● Requirement
Write out the records word for word, with no pictures.

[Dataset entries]
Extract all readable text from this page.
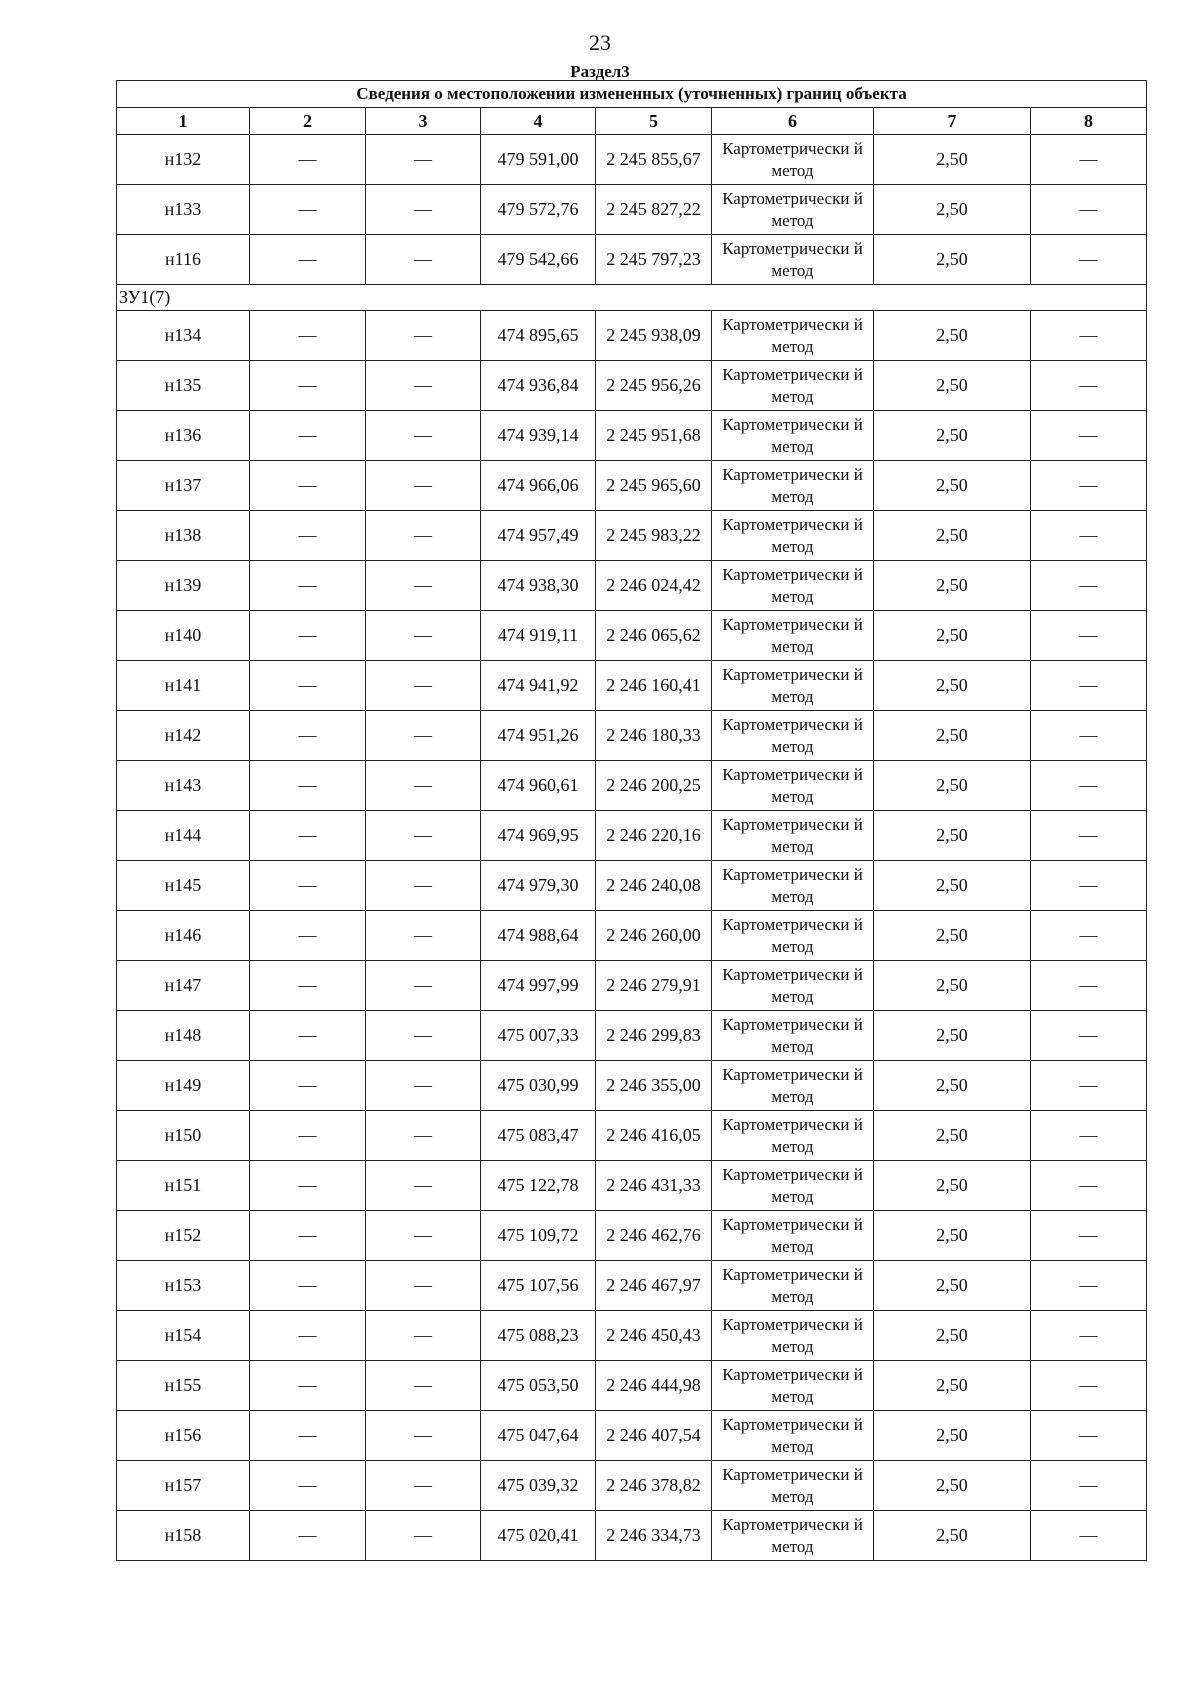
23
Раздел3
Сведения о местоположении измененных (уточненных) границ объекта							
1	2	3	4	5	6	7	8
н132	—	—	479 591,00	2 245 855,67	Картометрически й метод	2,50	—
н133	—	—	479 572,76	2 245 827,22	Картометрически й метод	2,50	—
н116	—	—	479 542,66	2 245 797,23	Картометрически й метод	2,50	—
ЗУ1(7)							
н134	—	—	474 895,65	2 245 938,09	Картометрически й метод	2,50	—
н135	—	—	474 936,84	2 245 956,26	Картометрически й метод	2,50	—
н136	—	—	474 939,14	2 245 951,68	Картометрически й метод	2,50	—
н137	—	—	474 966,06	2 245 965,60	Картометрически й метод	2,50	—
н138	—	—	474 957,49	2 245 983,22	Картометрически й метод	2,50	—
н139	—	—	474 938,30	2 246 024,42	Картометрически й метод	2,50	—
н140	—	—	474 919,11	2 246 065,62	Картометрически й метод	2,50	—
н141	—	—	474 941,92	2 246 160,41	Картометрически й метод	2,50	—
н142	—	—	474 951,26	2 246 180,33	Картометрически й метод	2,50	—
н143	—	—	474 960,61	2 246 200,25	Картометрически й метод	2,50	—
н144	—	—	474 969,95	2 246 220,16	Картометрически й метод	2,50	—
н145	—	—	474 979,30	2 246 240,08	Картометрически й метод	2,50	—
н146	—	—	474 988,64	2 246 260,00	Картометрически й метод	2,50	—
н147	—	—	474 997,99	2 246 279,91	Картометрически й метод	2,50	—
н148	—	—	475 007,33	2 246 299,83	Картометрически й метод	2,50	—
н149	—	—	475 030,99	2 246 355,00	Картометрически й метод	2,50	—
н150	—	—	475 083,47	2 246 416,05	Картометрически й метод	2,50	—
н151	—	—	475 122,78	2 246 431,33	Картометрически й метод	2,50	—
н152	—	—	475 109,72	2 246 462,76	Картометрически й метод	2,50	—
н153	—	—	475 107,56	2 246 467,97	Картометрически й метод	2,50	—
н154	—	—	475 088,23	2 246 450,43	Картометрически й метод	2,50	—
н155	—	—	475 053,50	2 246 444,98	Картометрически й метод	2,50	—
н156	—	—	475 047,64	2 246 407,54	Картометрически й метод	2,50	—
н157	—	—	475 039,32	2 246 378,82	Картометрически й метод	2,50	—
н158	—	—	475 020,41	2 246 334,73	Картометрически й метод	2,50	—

● Solution
Extract all readable text from this page.
23
Раздел3
Сведения о местоположении измененных (уточненных) границ объекта							
1	2	3	4	5	6	7	8
н132	—	—	479 591,00	2 245 855,67	Картометрически й метод	2,50	—
н133	—	—	479 572,76	2 245 827,22	Картометрически й метод	2,50	—
н116	—	—	479 542,66	2 245 797,23	Картометрически й метод	2,50	—
ЗУ1(7)							
н134	—	—	474 895,65	2 245 938,09	Картометрически й метод	2,50	—
н135	—	—	474 936,84	2 245 956,26	Картометрически й метод	2,50	—
н136	—	—	474 939,14	2 245 951,68	Картометрически й метод	2,50	—
н137	—	—	474 966,06	2 245 965,60	Картометрически й метод	2,50	—
н138	—	—	474 957,49	2 245 983,22	Картометрически й метод	2,50	—
н139	—	—	474 938,30	2 246 024,42	Картометрически й метод	2,50	—
н140	—	—	474 919,11	2 246 065,62	Картометрически й метод	2,50	—
н141	—	—	474 941,92	2 246 160,41	Картометрически й метод	2,50	—
н142	—	—	474 951,26	2 246 180,33	Картометрически й метод	2,50	—
н143	—	—	474 960,61	2 246 200,25	Картометрически й метод	2,50	—
н144	—	—	474 969,95	2 246 220,16	Картометрически й метод	2,50	—
н145	—	—	474 979,30	2 246 240,08	Картометрически й метод	2,50	—
н146	—	—	474 988,64	2 246 260,00	Картометрически й метод	2,50	—
н147	—	—	474 997,99	2 246 279,91	Картометрически й метод	2,50	—
н148	—	—	475 007,33	2 246 299,83	Картометрически й метод	2,50	—
н149	—	—	475 030,99	2 246 355,00	Картометрически й метод	2,50	—
н150	—	—	475 083,47	2 246 416,05	Картометрически й метод	2,50	—
н151	—	—	475 122,78	2 246 431,33	Картометрически й метод	2,50	—
н152	—	—	475 109,72	2 246 462,76	Картометрически й метод	2,50	—
н153	—	—	475 107,56	2 246 467,97	Картометрически й метод	2,50	—
н154	—	—	475 088,23	2 246 450,43	Картометрически й метод	2,50	—
н155	—	—	475 053,50	2 246 444,98	Картометрически й метод	2,50	—
н156	—	—	475 047,64	2 246 407,54	Картометрически й метод	2,50	—
н157	—	—	475 039,32	2 246 378,82	Картометрически й метод	2,50	—
н158	—	—	475 020,41	2 246 334,73	Картометрически й метод	2,50	—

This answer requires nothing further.